DATA LISTING:

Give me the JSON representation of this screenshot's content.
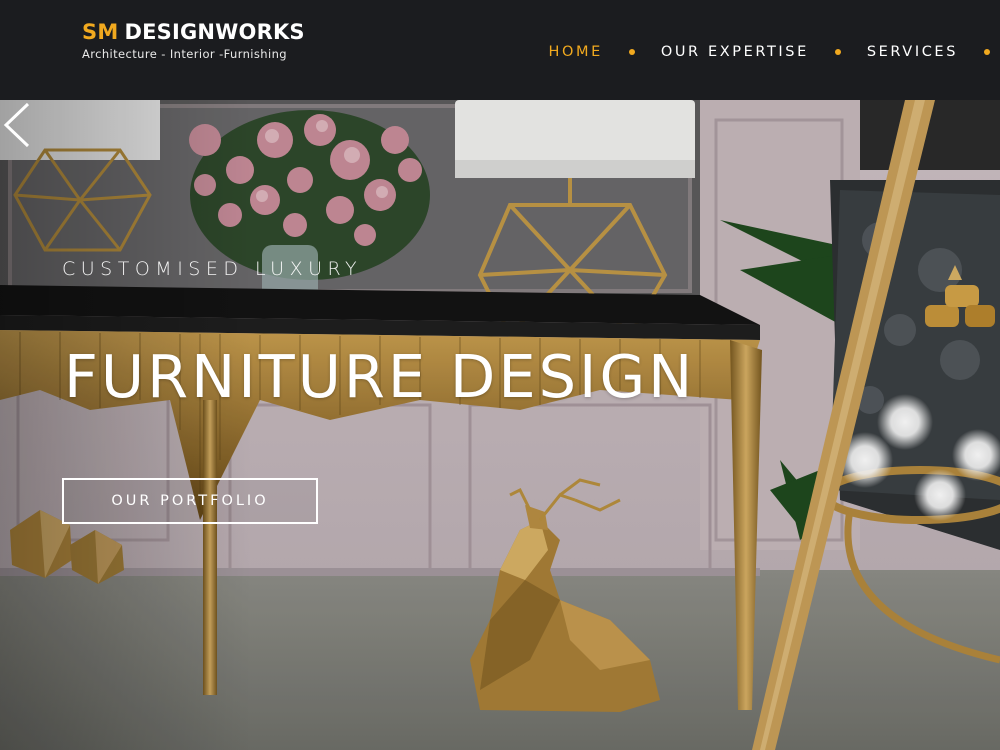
{
  "brand": {
    "initials": "SM",
    "name": "DESIGNWORKS",
    "tagline": "Architecture - Interior -Furnishing",
    "accent_color": "#f1a91f"
  },
  "nav": {
    "items": [
      {
        "label": "HOME",
        "active": true
      },
      {
        "label": "OUR EXPERTISE",
        "active": false
      },
      {
        "label": "SERVICES",
        "active": false
      }
    ]
  },
  "hero": {
    "kicker": "CUSTOMISED LUXURY",
    "title": "FURNITURE DESIGN",
    "cta_label": "OUR PORTFOLIO",
    "prev_icon": "chevron-left-icon"
  }
}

PROBLEM TO WORK ON: Omit the pictures and give the material again, exactly and in full.

RESULT FOR THIS TASK:
Give me the JSON representation of this screenshot's content.
{
  "brand": {
    "initials": "SM",
    "name": "DESIGNWORKS",
    "tagline": "Architecture - Interior -Furnishing",
    "accent_color": "#f1a91f"
  },
  "nav": {
    "items": [
      {
        "label": "HOME",
        "active": true
      },
      {
        "label": "OUR EXPERTISE",
        "active": false
      },
      {
        "label": "SERVICES",
        "active": false
      }
    ]
  },
  "hero": {
    "kicker": "CUSTOMISED LUXURY",
    "title": "FURNITURE DESIGN",
    "cta_label": "OUR PORTFOLIO",
    "prev_icon": "chevron-left-icon"
  }
}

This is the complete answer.